- _GIVEN TEXT_:
## START

Improved employee satisfaction: Internal stakeholders (employees) often feel greater satisfaction, motivation and loyalty when working for socially responsible businesses. This aligns with human resource objectives of reducing staff turnover and improving employee satisfaction.
Increased customer loyalty: When businesses successfully communicate their positive CSR activities to external stakeholders, particularly customers, they can increase consumer satisfaction and trust, resulting in improved customer loyalty.
Competitive advantage: Demonstrating high levels of CSR provides a point of differentiation from competitors, particularly as consumers increasingly consider ethical factors in purchasing decisions.
CSR in practice: Australian packaging initiatives
Real-World Example: Australian Packaging Covenant
The Australian Packaging Covenant represents businesses' commitment to environmental responsibility. The Strategic Plan established targets, with revised 2025 Targets including:
- 100% reusable, recyclable or compostable packaging
- 70% of plastic packaging being recycled or composted
- 50% average recycled content included in packaging
- Phasing out problematic and unnecessary single-use plastics
Major Australian retailers have embraced these targets:
Woolworths has adopted the strategy "Growing greener every day", redesigning packaging to use 75% less plastic and implementing the REDcycle Programme, which has collected over 900 million pieces of soft plastics since 2017. The business aims for 100% of Home Brand packaging to be reusable, recyclable or compostable by 2023.
Coles developed the "Together to Zero" sustainability strategy, committing to 100% renewable electricity by June 2025 and net zero greenhouse gas emissions. The business removed single-use plastic tableware from sale in July 2021, diverting an estimated 1.5 million kilograms of plastic from landfill annually.
Legal requirements for CSR
The Competition and Consumer Act 2010 (Commonwealth) establishes guidelines for businesses regarding disclosure of product information. Businesses must provide accurate information about product performance, composition, contents, design, construction and packaging.

## END

Layout element entries

## START

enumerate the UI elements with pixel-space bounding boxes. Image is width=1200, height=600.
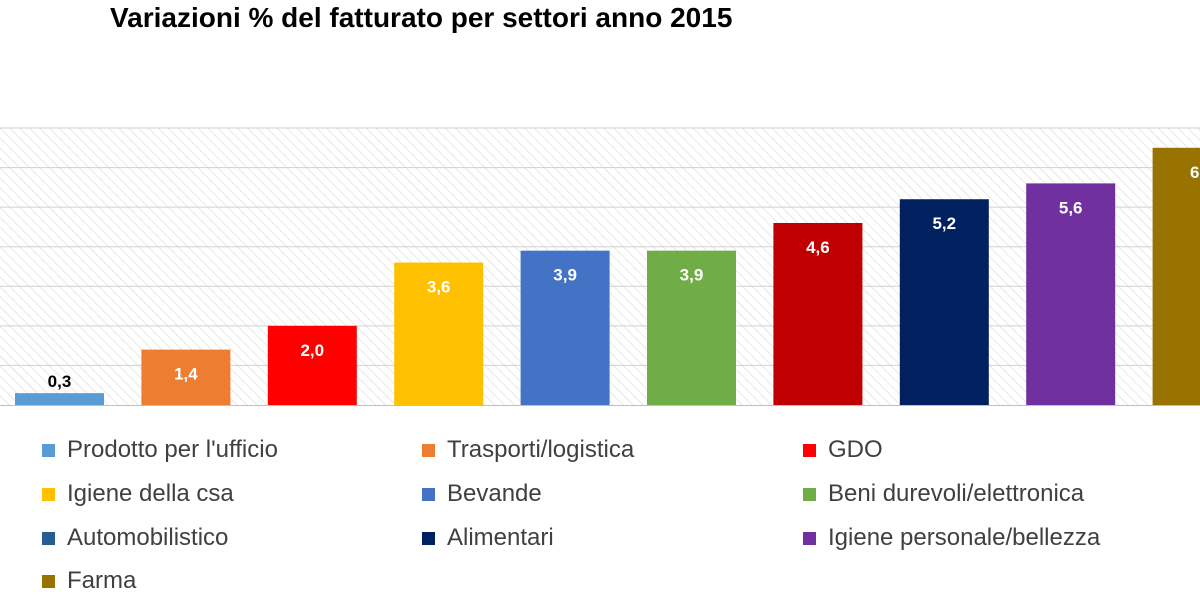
data-labels: 0,3 1,4 2,0 3,6 3,9 3,9 4,6 5,2 5,6 6, bbox=[48, 163, 1200, 391]
legend-item: Bevande bbox=[422, 479, 542, 509]
legend-item: GDO bbox=[803, 435, 883, 465]
data-label: 3,6 bbox=[427, 278, 451, 297]
bar bbox=[15, 393, 104, 405]
data-label: 3,9 bbox=[553, 266, 577, 285]
legend-label: Bevande bbox=[447, 480, 542, 507]
bar bbox=[1026, 183, 1116, 405]
data-label: 5,2 bbox=[932, 214, 956, 233]
legend-item: Prodotto per l'ufficio bbox=[42, 435, 278, 465]
legend-label: Igiene personale/bellezza bbox=[828, 524, 1101, 551]
legend-item: Farma bbox=[42, 566, 136, 596]
legend-swatch bbox=[803, 443, 816, 457]
legend-swatch bbox=[422, 487, 435, 501]
bar bbox=[773, 222, 863, 405]
chart-title: Variazioni % del fatturato per settori a… bbox=[110, 2, 733, 33]
legend-item: Beni durevoli/elettronica bbox=[803, 479, 1084, 509]
bar bbox=[394, 262, 484, 405]
data-label: 2,0 bbox=[300, 341, 324, 360]
legend-swatch bbox=[803, 531, 816, 545]
legend: Prodotto per l'ufficio Trasporti/logistic… bbox=[0, 425, 1200, 600]
legend-item: Automobilistico bbox=[42, 523, 228, 553]
legend-label: Igiene della csa bbox=[67, 480, 234, 507]
bar bbox=[141, 349, 231, 405]
legend-swatch bbox=[42, 443, 55, 457]
legend-label: Beni durevoli/elettronica bbox=[828, 480, 1085, 507]
legend-swatch bbox=[42, 574, 55, 588]
chart-plot-area: 0,3 1,4 2,0 3,6 3,9 3,9 4,6 5,2 5,6 6, bbox=[0, 127, 1200, 406]
bar bbox=[267, 325, 357, 405]
bar bbox=[1152, 147, 1200, 406]
bar bbox=[899, 199, 989, 405]
data-label: 4,6 bbox=[806, 238, 830, 257]
legend-swatch bbox=[422, 531, 435, 545]
bar bbox=[647, 250, 736, 405]
legend-label: Farma bbox=[67, 567, 137, 594]
legend-item: Igiene della csa bbox=[42, 479, 234, 509]
legend-item: Igiene personale/bellezza bbox=[803, 523, 1100, 553]
legend-label: Automobilistico bbox=[67, 524, 229, 551]
legend-swatch bbox=[42, 531, 55, 545]
bars bbox=[15, 147, 1200, 406]
data-label: 5,6 bbox=[1059, 198, 1083, 217]
data-label: 6, bbox=[1190, 163, 1200, 182]
data-label: 0,3 bbox=[48, 372, 72, 391]
legend-label: Prodotto per l'ufficio bbox=[67, 436, 278, 463]
legend-label: Alimentari bbox=[447, 524, 554, 551]
legend-item: Trasporti/logistica bbox=[422, 435, 634, 465]
legend-swatch bbox=[42, 487, 55, 501]
legend-swatch bbox=[422, 443, 435, 457]
legend-swatch bbox=[803, 487, 816, 501]
legend-item: Alimentari bbox=[422, 523, 554, 553]
data-label: 1,4 bbox=[174, 365, 198, 384]
bar bbox=[520, 250, 610, 405]
legend-label: GDO bbox=[828, 436, 883, 463]
data-label: 3,9 bbox=[680, 266, 704, 285]
legend-label: Trasporti/logistica bbox=[447, 436, 635, 463]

## END

- _GIVEN TASK A_: Copy the text on corporate social responsibility word for word, from beginning to end.
- _GIVEN TASK B_: Find every line in the entries that contains the string "item", matching case exactly, and copy each of those lines in full.

- _FINAL ANSWER A_:
Improved employee satisfaction: Internal stakeholders (employees) often feel greater satisfaction, motivation and loyalty when working for socially responsible businesses. This aligns with human resource objectives of reducing staff turnover and improving employee satisfaction.
Increased customer loyalty: When businesses successfully communicate their positive CSR activities to external stakeholders, particularly customers, they can increase consumer satisfaction and trust, resulting in improved customer loyalty.
Competitive advantage: Demonstrating high levels of CSR provides a point of differentiation from competitors, particularly as consumers increasingly consider ethical factors in purchasing decisions.
CSR in practice: Australian packaging initiatives
Real-World Example: Australian Packaging Covenant
The Australian Packaging Covenant represents businesses' commitment to environmental responsibility. The Strategic Plan established targets, with revised 2025 Targets including:
- 100% reusable, recyclable or compostable packaging
- 70% of plastic packaging being recycled or composted
- 50% average recycled content included in packaging
- Phasing out problematic and unnecessary single-use plastics
Major Australian retailers have embraced these targets:
Woolworths has adopted the strategy "Growing greener every day", redesigning packaging to use 75% less plastic and implementing the REDcycle Programme, which has collected over 900 million pieces of soft plastics since 2017. The business aims for 100% of Home Brand packaging to be reusable, recyclable or compostable by 2023.
Coles developed the "Together to Zero" sustainability strategy, committing to 100% renewable electricity by June 2025 and net zero greenhouse gas emissions. The business removed single-use plastic tableware from sale in July 2021, diverting an estimated 1.5 million kilograms of plastic from landfill annually.
Legal requirements for CSR
The Competition and Consumer Act 2010 (Commonwealth) establishes guidelines for businesses regarding disclosure of product information. Businesses must provide accurate information about product performance, composition, contents, design, construction and packaging.

- _FINAL ANSWER B_:
legend-item: Bevande bbox=[422, 479, 542, 509]
legend-item: GDO bbox=[803, 435, 883, 465]
legend-item: Prodotto per l'ufficio bbox=[42, 435, 278, 465]
legend-item: Farma bbox=[42, 566, 136, 596]
legend-item: Beni durevoli/elettronica bbox=[803, 479, 1084, 509]
legend-item: Automobilistico bbox=[42, 523, 228, 553]
legend-item: Igiene della csa bbox=[42, 479, 234, 509]
legend-item: Igiene personale/bellezza bbox=[803, 523, 1100, 553]
legend-item: Trasporti/logistica bbox=[422, 435, 634, 465]
legend-item: Alimentari bbox=[422, 523, 554, 553]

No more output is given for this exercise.